- **Work to complete**
Using the listing below, give the number of lines where "structured" appears, and nothing else.

** BEGIN Data to process **

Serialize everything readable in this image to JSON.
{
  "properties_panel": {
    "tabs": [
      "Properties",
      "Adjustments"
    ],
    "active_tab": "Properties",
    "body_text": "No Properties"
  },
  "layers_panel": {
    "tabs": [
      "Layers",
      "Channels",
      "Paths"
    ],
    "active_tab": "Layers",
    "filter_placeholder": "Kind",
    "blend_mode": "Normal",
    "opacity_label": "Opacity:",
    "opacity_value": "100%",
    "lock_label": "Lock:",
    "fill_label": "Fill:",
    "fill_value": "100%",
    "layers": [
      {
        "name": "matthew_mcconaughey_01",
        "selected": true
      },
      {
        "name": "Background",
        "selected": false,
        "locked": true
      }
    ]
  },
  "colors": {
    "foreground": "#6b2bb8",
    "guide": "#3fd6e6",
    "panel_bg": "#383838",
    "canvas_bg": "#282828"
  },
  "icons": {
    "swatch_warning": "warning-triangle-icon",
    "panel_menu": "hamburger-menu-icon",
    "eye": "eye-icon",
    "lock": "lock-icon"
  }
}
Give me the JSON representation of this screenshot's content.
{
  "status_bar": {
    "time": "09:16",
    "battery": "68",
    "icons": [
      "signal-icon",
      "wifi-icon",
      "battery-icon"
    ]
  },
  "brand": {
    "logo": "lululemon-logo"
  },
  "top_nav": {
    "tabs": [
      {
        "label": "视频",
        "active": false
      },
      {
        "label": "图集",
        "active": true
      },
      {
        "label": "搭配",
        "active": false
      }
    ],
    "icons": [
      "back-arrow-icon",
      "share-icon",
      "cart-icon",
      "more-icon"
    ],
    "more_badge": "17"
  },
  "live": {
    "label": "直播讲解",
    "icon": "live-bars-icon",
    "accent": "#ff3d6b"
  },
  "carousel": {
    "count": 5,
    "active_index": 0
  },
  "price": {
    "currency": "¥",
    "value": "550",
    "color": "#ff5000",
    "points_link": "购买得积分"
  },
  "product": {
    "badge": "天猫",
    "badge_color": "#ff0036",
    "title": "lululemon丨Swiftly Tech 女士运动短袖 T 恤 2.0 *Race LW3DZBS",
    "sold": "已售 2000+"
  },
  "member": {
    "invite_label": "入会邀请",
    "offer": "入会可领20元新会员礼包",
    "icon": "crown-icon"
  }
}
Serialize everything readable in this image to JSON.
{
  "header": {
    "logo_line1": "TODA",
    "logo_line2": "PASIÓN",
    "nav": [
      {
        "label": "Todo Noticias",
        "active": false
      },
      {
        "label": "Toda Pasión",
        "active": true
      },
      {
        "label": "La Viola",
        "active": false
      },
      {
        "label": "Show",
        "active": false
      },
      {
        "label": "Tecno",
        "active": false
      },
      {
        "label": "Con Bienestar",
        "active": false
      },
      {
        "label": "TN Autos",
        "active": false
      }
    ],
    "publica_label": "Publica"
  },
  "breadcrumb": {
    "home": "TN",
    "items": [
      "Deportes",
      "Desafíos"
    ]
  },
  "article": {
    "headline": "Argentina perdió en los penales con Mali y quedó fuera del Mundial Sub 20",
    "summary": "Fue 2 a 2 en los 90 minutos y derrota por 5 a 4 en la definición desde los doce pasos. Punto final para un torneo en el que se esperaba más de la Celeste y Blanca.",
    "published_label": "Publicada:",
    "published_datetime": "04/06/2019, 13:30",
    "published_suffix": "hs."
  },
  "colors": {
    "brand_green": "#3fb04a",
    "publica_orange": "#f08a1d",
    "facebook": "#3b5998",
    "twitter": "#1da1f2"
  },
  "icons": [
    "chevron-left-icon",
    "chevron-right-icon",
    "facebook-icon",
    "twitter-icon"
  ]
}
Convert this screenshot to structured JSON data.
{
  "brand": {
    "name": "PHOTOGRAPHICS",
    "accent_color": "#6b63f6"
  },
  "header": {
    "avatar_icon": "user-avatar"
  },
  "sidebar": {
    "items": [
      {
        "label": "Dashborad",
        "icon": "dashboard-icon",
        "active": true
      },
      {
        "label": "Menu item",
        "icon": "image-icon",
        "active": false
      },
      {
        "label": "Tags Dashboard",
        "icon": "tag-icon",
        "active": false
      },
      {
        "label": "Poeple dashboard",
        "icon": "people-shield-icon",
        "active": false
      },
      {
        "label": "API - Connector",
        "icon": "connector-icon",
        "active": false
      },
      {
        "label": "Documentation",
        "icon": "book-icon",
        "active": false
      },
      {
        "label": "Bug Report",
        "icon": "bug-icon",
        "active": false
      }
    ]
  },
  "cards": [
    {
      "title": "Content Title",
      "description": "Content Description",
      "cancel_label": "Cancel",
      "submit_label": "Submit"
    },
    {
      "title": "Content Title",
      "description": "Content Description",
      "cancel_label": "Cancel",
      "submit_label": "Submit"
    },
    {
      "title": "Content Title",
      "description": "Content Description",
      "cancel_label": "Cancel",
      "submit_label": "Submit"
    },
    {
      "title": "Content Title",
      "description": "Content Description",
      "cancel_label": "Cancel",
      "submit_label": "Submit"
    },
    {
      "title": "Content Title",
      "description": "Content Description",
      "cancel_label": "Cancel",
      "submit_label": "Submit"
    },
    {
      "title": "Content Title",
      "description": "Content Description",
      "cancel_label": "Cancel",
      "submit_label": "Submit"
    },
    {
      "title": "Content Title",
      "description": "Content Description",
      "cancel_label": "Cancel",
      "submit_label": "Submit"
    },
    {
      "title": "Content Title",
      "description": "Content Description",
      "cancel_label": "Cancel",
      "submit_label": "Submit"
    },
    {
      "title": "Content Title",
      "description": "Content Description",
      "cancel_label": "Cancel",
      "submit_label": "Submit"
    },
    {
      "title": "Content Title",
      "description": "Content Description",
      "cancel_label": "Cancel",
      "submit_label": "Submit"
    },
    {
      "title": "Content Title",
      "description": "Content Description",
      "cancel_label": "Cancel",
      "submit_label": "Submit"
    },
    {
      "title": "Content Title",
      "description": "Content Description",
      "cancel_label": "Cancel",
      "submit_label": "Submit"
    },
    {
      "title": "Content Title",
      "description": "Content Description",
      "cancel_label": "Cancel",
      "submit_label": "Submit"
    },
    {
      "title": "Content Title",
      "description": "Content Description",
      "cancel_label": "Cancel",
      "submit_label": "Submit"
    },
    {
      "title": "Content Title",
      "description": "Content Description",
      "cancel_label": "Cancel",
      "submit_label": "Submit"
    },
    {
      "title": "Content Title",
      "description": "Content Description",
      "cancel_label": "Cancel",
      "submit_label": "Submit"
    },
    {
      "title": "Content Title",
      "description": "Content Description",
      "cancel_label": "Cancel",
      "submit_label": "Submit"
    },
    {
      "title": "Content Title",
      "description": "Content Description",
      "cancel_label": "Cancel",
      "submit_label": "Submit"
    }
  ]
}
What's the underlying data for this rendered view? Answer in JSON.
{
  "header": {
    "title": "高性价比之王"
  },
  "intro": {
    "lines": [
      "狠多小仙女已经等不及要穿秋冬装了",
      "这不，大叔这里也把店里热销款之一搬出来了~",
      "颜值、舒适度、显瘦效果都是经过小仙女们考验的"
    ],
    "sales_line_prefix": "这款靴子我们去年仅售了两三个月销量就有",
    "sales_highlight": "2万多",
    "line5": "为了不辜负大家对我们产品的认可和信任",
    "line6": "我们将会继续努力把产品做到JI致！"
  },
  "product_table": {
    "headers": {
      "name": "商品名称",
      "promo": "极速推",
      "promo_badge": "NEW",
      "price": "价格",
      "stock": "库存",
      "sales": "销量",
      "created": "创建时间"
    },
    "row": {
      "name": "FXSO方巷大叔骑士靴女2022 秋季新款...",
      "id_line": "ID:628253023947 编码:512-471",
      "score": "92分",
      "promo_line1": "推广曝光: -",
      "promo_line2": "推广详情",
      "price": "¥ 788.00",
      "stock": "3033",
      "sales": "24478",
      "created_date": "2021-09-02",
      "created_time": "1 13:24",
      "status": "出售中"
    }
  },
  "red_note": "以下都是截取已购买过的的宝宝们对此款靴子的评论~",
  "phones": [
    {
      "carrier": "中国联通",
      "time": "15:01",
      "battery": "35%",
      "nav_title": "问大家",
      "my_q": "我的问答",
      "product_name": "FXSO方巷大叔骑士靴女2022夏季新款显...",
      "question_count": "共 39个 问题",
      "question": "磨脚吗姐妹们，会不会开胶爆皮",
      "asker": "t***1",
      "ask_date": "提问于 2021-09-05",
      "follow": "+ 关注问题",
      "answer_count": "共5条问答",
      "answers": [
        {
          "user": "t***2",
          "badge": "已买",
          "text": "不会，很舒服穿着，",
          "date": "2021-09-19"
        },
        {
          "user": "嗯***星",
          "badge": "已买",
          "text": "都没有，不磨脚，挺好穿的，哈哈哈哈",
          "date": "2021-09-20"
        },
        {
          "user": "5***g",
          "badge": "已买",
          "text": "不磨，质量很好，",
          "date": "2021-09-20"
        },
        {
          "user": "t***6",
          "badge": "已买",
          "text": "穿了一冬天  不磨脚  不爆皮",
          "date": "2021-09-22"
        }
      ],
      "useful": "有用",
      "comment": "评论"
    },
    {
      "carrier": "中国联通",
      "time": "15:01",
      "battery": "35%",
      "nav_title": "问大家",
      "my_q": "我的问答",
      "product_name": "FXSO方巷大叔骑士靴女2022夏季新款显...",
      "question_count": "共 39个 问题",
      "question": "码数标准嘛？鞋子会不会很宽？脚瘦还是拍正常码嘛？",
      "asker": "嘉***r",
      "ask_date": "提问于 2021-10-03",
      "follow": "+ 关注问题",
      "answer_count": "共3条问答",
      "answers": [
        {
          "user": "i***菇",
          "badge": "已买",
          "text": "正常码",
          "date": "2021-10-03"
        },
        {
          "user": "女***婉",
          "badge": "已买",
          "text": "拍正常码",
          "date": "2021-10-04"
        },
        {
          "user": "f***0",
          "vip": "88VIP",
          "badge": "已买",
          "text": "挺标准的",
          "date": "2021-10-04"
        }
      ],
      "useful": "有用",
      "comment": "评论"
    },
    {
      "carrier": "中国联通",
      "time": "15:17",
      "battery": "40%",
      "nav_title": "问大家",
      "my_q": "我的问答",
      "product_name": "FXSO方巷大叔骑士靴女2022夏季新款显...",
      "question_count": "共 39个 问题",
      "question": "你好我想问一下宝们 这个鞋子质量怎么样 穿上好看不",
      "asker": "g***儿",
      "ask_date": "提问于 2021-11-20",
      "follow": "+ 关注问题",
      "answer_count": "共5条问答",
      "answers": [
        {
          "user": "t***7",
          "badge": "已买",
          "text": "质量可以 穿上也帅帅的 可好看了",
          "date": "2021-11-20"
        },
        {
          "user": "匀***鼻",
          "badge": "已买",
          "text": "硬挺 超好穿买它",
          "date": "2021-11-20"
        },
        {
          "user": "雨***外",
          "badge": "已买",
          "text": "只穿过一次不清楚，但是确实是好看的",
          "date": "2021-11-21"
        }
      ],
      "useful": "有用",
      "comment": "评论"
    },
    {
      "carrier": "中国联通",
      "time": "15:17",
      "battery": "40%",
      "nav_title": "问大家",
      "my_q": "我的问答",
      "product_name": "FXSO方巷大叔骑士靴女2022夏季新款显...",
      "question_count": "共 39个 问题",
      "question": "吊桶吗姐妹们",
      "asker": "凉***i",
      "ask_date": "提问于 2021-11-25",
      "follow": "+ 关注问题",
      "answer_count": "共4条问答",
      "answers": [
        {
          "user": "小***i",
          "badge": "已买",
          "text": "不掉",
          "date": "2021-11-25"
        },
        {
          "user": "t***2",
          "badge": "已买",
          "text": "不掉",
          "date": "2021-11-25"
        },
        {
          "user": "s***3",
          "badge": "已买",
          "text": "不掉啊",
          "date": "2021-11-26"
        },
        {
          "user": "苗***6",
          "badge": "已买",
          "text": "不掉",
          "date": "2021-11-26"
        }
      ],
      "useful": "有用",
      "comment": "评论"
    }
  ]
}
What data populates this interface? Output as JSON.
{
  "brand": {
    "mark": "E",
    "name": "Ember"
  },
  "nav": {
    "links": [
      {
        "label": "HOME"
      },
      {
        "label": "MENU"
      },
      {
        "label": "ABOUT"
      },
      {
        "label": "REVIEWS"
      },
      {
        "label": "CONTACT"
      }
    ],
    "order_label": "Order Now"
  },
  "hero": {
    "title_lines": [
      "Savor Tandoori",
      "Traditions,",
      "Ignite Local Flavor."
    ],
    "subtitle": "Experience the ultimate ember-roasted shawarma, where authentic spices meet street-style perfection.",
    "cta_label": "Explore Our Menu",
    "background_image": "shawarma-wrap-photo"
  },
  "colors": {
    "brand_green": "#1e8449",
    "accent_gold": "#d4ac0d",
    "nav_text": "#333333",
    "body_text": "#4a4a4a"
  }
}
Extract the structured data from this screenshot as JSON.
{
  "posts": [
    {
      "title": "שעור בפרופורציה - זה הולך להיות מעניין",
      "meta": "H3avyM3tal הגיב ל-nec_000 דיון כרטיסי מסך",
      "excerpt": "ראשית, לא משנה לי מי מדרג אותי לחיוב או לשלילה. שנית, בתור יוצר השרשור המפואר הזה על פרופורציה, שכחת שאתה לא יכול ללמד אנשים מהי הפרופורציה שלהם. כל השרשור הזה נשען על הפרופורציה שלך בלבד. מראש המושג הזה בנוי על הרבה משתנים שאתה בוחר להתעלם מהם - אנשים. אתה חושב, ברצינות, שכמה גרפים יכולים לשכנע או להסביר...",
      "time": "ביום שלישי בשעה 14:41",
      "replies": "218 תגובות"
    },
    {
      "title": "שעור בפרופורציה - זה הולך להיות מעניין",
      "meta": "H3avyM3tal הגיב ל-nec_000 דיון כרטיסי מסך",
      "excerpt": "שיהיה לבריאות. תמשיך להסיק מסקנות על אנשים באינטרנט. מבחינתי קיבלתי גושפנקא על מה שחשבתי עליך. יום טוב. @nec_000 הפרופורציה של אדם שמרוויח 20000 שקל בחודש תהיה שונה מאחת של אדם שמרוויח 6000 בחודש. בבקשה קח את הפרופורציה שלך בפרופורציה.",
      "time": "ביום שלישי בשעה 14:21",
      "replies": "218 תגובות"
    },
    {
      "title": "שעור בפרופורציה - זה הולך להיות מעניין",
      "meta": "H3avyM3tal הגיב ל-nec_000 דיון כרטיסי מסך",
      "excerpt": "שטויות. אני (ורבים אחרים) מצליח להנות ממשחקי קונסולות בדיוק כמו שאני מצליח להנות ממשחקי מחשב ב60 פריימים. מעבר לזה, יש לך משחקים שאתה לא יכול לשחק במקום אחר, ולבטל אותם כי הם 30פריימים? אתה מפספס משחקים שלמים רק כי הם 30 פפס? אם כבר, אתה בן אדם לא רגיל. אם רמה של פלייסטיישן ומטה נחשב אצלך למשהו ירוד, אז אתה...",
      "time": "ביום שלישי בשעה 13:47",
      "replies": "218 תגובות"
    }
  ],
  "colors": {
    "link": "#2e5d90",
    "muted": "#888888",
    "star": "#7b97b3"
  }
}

** END Data to process **

- **The solution**
2